> [What you will do]:
Read the material below and count the lines holding the string "JSON". Give that count with nothing added.

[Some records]
— START —

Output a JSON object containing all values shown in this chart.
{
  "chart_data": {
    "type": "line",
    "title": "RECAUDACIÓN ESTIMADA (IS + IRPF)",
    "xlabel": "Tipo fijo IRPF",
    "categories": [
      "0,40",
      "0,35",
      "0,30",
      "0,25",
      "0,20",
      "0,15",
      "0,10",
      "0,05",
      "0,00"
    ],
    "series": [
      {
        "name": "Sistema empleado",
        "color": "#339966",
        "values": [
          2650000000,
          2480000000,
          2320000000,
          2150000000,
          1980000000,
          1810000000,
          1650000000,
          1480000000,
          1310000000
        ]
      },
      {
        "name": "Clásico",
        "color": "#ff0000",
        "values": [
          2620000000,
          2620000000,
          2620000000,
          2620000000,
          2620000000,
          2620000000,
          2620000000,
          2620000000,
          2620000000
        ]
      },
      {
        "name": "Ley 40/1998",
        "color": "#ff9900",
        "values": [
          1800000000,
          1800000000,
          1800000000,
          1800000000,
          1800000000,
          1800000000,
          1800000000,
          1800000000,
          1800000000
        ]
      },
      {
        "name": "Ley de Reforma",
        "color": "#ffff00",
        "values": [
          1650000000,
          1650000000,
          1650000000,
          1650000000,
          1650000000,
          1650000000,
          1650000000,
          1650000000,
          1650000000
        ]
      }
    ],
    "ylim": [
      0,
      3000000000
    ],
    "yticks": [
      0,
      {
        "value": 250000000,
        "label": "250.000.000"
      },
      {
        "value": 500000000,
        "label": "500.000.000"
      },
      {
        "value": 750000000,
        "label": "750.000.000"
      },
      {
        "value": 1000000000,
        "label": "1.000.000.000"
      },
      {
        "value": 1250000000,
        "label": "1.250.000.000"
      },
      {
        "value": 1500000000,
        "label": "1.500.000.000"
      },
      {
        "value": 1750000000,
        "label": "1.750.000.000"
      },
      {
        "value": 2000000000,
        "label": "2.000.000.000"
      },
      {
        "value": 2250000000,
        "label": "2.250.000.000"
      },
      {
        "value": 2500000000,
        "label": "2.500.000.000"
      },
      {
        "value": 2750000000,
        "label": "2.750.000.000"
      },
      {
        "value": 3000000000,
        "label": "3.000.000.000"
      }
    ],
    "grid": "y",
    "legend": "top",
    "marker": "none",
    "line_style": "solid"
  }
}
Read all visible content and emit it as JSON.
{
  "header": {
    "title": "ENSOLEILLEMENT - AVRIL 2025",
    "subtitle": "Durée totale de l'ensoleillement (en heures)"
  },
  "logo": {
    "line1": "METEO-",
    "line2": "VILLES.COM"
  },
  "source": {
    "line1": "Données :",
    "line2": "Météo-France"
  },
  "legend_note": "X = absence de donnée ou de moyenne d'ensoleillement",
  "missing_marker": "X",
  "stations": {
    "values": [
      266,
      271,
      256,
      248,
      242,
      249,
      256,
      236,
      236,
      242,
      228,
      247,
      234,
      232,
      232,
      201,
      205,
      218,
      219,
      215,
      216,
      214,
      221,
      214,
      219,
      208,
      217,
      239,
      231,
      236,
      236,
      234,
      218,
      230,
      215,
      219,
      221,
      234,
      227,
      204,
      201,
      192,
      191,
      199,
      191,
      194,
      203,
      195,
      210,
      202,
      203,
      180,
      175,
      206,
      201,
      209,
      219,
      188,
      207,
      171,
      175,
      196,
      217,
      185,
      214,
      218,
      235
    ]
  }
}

— END —

> [Solution for this problem]:
2